• _Textauszug_:
**********

Es gibt aber auch Vorschriften, geschriebene und ungeschriebene Gesetze, die tatsächlich im Sinne des Wohlergehens der Menschen geschaffen wurden. Auch die werden täglich mit Füßen getreten, ich weiß. Und andere wissen es auch. Doch was hilft’s! Es gibt Standards, an die man sich zu halten hat. Die junge Klientin und die schreibende Tochter sind Minderjährige, die unter Schutz stehen. Der Vater hat eine Fürsorgepflicht, und der Therapeut trägt eine Verantwortung für das Seelenheil seiner kleinen Klientin. Beide müssen das Wohlergehen ihrer Schutzbefohlenen als ihre erste Pflicht verstehen und alles tun, um Schaden von den jungen Menschen abzuwenden.

Der Vater hat das Interesse seiner Tochter an Gedichten nach seinen Möglichkeiten zu unterstützen. Er darf aber nicht einer Veröffentlichung auf einer Internetplattform für Erotik zustimmen, und schon gar nicht darf er diese Veröffentlichung betreiben. Der Text dieses Mädchens steht jetzt auf einer Gedichtseite, hinter der bei einmaligem Umblättern Angebote für Erwachsene zu finden sind, die ohne Weiteres Bilder mit special interest content zeigen können. Man sieht zum Beispiel Körperöffnungen, aus denen Gegenstände staken. Die Veröffentlichung kann also nicht in ihrem Interesse sein, weshalb es sinnlos ist, zu sagen, das Lob habe sich auf das Gedicht bezogen. Das mag es zwar, aber der Adressat war nicht sie. Es ging um ihn, nicht um das Gedicht. Wer wollte mir etwas anderes erzählen?

**********

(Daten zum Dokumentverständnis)
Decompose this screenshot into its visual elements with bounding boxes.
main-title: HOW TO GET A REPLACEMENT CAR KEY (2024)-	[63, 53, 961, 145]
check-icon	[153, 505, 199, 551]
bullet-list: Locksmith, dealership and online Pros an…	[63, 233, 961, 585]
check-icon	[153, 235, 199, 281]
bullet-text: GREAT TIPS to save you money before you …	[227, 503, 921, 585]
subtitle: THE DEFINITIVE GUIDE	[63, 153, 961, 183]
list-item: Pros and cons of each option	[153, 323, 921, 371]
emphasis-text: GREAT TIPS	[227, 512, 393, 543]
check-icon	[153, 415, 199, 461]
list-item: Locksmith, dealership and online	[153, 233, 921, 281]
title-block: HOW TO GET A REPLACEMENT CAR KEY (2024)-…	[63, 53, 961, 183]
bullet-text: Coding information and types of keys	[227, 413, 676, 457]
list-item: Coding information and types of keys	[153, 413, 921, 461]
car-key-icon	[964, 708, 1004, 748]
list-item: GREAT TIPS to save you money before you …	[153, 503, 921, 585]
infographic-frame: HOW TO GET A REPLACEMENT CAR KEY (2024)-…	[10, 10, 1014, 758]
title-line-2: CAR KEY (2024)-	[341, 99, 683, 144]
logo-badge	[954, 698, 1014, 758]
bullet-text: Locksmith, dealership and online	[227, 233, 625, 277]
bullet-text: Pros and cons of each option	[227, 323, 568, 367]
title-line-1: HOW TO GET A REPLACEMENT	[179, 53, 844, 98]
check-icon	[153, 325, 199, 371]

**********

• _Anhand der Angaben_:
**a.** Wofür trägt der Therapeut laut dem Textauszug Verantwortung?
**b.** Führe den Textauszug über die Fürsorgepflicht gegenüber Minderjährigen im Anschluss an seinen letzten Satz weiter.
Die Daten stehen in keinem Zusammenhang mit dem Textauszug.

• _Die Antworten_:
**a.** Für das Seelenheil seiner kleinen Klientin.

**b.**
Es ist ja auch völlig in Ordnung, daß es um ihn geht. Warum auch nicht? Er kann und soll voller Freude den Gleichgesinnten in der Gedichtegruppe von seiner Tochter erzählen und sich als stozer Vater zeigen. Ich wäre der Letzte, der es ihm zum Vorwurf machte. Im Gegenteil; ich hätte mich aufrichtig mit ihm gefreut. Er präsentierte aber ein Gedicht von ihr, das er für besonders wertvoll hält. Es ist ein sehr persönliches Gedicht einer Heranwachsenden, die sich mit Sinnfragen beschäftigt. Es hat mich berührt, aber es gehört nicht hierhin. Sie ist ein Mädchen, meinetwegen eine Jugendliche, aber sie ist in einer sehr wichtigen, empfindsamen Phase ihres Lebens. Da darf ein Gedicht von ihr nicht auf einer Erotikseite stehen. Für mich ist das absolut nicht in Ordnung, und das ist das absolut Mindeste, was ich sagen kann. Es spiegelt nicht wider, was ich empfinde, wenn ich mir den Satz aus dem Mund meiner Tochter vorstelle: „Mein Papa hat ein Gedicht von mir ins Internet gestellt; auf so’ner Fickseite.“ Unerträglich.

Wer darauf hinweist, sie habe doch selbst ihr Einverständnis gegeben, hat nicht verstanden, was ich hier sage. Es wäre ebensogut möglich gewesen, das Gedicht auf einer ihr angemessenen Seite zu posten und die Interessierten dorthin zu schicken.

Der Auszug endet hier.